*** Input data ***

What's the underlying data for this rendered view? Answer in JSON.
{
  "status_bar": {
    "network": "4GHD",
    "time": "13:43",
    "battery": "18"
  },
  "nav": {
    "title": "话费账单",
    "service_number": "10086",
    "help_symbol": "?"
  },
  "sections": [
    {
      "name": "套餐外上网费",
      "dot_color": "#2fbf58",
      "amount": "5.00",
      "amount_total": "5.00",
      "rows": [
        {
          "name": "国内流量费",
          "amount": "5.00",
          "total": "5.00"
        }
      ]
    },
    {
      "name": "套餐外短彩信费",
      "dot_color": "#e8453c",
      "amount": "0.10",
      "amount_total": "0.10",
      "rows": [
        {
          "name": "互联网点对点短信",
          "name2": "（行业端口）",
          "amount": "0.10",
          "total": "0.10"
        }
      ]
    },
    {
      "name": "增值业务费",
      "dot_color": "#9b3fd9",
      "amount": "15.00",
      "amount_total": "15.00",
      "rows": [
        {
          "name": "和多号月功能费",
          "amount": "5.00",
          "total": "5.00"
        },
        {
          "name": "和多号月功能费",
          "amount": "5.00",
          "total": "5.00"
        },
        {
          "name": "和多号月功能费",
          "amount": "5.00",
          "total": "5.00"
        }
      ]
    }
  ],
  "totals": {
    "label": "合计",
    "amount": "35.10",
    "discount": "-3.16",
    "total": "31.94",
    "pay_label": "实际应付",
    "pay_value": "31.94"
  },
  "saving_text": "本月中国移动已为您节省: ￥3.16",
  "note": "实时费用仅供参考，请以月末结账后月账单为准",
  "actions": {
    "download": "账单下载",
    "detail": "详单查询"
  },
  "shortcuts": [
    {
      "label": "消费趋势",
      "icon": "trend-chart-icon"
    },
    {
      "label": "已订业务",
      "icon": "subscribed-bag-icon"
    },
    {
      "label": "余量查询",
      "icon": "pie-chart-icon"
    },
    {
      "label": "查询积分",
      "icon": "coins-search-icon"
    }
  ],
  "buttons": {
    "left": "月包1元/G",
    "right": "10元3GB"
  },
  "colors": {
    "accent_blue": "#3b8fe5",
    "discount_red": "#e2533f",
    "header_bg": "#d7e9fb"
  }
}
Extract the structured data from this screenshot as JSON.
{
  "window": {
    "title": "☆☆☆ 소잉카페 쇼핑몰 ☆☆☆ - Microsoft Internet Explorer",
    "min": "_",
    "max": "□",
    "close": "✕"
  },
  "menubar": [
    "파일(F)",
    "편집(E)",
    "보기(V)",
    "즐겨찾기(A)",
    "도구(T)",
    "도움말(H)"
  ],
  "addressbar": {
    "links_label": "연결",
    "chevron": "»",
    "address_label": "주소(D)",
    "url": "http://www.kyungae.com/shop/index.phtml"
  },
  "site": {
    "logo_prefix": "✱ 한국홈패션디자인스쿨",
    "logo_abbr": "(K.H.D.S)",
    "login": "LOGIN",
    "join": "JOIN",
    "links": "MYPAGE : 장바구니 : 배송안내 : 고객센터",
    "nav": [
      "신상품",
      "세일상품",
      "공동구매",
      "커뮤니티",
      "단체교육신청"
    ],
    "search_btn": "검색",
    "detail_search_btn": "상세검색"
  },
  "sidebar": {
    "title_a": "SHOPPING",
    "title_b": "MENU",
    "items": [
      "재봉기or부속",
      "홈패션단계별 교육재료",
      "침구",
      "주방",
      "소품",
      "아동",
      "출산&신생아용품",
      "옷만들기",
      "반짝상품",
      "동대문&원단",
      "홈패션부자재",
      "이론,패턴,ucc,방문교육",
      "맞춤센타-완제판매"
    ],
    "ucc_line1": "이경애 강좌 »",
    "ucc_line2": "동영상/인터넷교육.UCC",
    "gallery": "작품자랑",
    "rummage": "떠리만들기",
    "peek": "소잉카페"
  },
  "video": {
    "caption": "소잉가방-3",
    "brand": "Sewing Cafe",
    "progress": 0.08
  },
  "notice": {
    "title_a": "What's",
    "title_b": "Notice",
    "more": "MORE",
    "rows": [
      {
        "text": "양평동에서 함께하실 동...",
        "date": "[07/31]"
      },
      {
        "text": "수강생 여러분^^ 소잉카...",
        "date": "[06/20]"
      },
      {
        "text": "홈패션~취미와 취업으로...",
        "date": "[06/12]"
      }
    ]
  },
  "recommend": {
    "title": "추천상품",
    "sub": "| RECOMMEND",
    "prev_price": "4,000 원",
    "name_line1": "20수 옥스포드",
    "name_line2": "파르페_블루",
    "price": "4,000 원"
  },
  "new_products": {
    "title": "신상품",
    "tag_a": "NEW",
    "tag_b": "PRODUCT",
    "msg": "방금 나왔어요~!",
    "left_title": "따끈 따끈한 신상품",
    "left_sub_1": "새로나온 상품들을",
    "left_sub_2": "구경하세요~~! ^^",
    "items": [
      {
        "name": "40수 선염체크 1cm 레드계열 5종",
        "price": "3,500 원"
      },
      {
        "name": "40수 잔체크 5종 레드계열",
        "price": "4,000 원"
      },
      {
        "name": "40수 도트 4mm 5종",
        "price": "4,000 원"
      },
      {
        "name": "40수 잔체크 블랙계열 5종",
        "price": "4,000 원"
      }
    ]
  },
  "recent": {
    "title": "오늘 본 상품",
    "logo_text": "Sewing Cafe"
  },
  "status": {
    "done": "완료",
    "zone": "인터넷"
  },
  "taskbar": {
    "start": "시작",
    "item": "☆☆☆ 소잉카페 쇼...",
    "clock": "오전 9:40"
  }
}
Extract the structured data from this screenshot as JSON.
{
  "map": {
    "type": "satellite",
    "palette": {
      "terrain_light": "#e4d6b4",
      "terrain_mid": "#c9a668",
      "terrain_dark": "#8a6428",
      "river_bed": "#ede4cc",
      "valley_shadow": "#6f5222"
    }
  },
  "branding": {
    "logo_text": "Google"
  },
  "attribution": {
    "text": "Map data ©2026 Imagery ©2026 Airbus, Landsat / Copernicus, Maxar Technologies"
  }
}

***

_Short task:_ All records above must be set down exactly, please.

_Reply:_
What's the underlying data for this rendered view? Answer in JSON.
{
  "status_bar": {
    "network": "4GHD",
    "time": "13:43",
    "battery": "18"
  },
  "nav": {
    "title": "话费账单",
    "service_number": "10086",
    "help_symbol": "?"
  },
  "sections": [
    {
      "name": "套餐外上网费",
      "dot_color": "#2fbf58",
      "amount": "5.00",
      "amount_total": "5.00",
      "rows": [
        {
          "name": "国内流量费",
          "amount": "5.00",
          "total": "5.00"
        }
      ]
    },
    {
      "name": "套餐外短彩信费",
      "dot_color": "#e8453c",
      "amount": "0.10",
      "amount_total": "0.10",
      "rows": [
        {
          "name": "互联网点对点短信",
          "name2": "（行业端口）",
          "amount": "0.10",
          "total": "0.10"
        }
      ]
    },
    {
      "name": "增值业务费",
      "dot_color": "#9b3fd9",
      "amount": "15.00",
      "amount_total": "15.00",
      "rows": [
        {
          "name": "和多号月功能费",
          "amount": "5.00",
          "total": "5.00"
        },
        {
          "name": "和多号月功能费",
          "amount": "5.00",
          "total": "5.00"
        },
        {
          "name": "和多号月功能费",
          "amount": "5.00",
          "total": "5.00"
        }
      ]
    }
  ],
  "totals": {
    "label": "合计",
    "amount": "35.10",
    "discount": "-3.16",
    "total": "31.94",
    "pay_label": "实际应付",
    "pay_value": "31.94"
  },
  "saving_text": "本月中国移动已为您节省: ￥3.16",
  "note": "实时费用仅供参考，请以月末结账后月账单为准",
  "actions": {
    "download": "账单下载",
    "detail": "详单查询"
  },
  "shortcuts": [
    {
      "label": "消费趋势",
      "icon": "trend-chart-icon"
    },
    {
      "label": "已订业务",
      "icon": "subscribed-bag-icon"
    },
    {
      "label": "余量查询",
      "icon": "pie-chart-icon"
    },
    {
      "label": "查询积分",
      "icon": "coins-search-icon"
    }
  ],
  "buttons": {
    "left": "月包1元/G",
    "right": "10元3GB"
  },
  "colors": {
    "accent_blue": "#3b8fe5",
    "discount_red": "#e2533f",
    "header_bg": "#d7e9fb"
  }
}
Extract the structured data from this screenshot as JSON.
{
  "window": {
    "title": "☆☆☆ 소잉카페 쇼핑몰 ☆☆☆ - Microsoft Internet Explorer",
    "min": "_",
    "max": "□",
    "close": "✕"
  },
  "menubar": [
    "파일(F)",
    "편집(E)",
    "보기(V)",
    "즐겨찾기(A)",
    "도구(T)",
    "도움말(H)"
  ],
  "addressbar": {
    "links_label": "연결",
    "chevron": "»",
    "address_label": "주소(D)",
    "url": "http://www.kyungae.com/shop/index.phtml"
  },
  "site": {
    "logo_prefix": "✱ 한국홈패션디자인스쿨",
    "logo_abbr": "(K.H.D.S)",
    "login": "LOGIN",
    "join": "JOIN",
    "links": "MYPAGE : 장바구니 : 배송안내 : 고객센터",
    "nav": [
      "신상품",
      "세일상품",
      "공동구매",
      "커뮤니티",
      "단체교육신청"
    ],
    "search_btn": "검색",
    "detail_search_btn": "상세검색"
  },
  "sidebar": {
    "title_a": "SHOPPING",
    "title_b": "MENU",
    "items": [
      "재봉기or부속",
      "홈패션단계별 교육재료",
      "침구",
      "주방",
      "소품",
      "아동",
      "출산&신생아용품",
      "옷만들기",
      "반짝상품",
      "동대문&원단",
      "홈패션부자재",
      "이론,패턴,ucc,방문교육",
      "맞춤센타-완제판매"
    ],
    "ucc_line1": "이경애 강좌 »",
    "ucc_line2": "동영상/인터넷교육.UCC",
    "gallery": "작품자랑",
    "rummage": "떠리만들기",
    "peek": "소잉카페"
  },
  "video": {
    "caption": "소잉가방-3",
    "brand": "Sewing Cafe",
    "progress": 0.08
  },
  "notice": {
    "title_a": "What's",
    "title_b": "Notice",
    "more": "MORE",
    "rows": [
      {
        "text": "양평동에서 함께하실 동...",
        "date": "[07/31]"
      },
      {
        "text": "수강생 여러분^^ 소잉카...",
        "date": "[06/20]"
      },
      {
        "text": "홈패션~취미와 취업으로...",
        "date": "[06/12]"
      }
    ]
  },
  "recommend": {
    "title": "추천상품",
    "sub": "| RECOMMEND",
    "prev_price": "4,000 원",
    "name_line1": "20수 옥스포드",
    "name_line2": "파르페_블루",
    "price": "4,000 원"
  },
  "new_products": {
    "title": "신상품",
    "tag_a": "NEW",
    "tag_b": "PRODUCT",
    "msg": "방금 나왔어요~!",
    "left_title": "따끈 따끈한 신상품",
    "left_sub_1": "새로나온 상품들을",
    "left_sub_2": "구경하세요~~! ^^",
    "items": [
      {
        "name": "40수 선염체크 1cm 레드계열 5종",
        "price": "3,500 원"
      },
      {
        "name": "40수 잔체크 5종 레드계열",
        "price": "4,000 원"
      },
      {
        "name": "40수 도트 4mm 5종",
        "price": "4,000 원"
      },
      {
        "name": "40수 잔체크 블랙계열 5종",
        "price": "4,000 원"
      }
    ]
  },
  "recent": {
    "title": "오늘 본 상품",
    "logo_text": "Sewing Cafe"
  },
  "status": {
    "done": "완료",
    "zone": "인터넷"
  },
  "taskbar": {
    "start": "시작",
    "item": "☆☆☆ 소잉카페 쇼...",
    "clock": "오전 9:40"
  }
}
Extract the structured data from this screenshot as JSON.
{
  "map": {
    "type": "satellite",
    "palette": {
      "terrain_light": "#e4d6b4",
      "terrain_mid": "#c9a668",
      "terrain_dark": "#8a6428",
      "river_bed": "#ede4cc",
      "valley_shadow": "#6f5222"
    }
  },
  "branding": {
    "logo_text": "Google"
  },
  "attribution": {
    "text": "Map data ©2026 Imagery ©2026 Airbus, Landsat / Copernicus, Maxar Technologies"
  }
}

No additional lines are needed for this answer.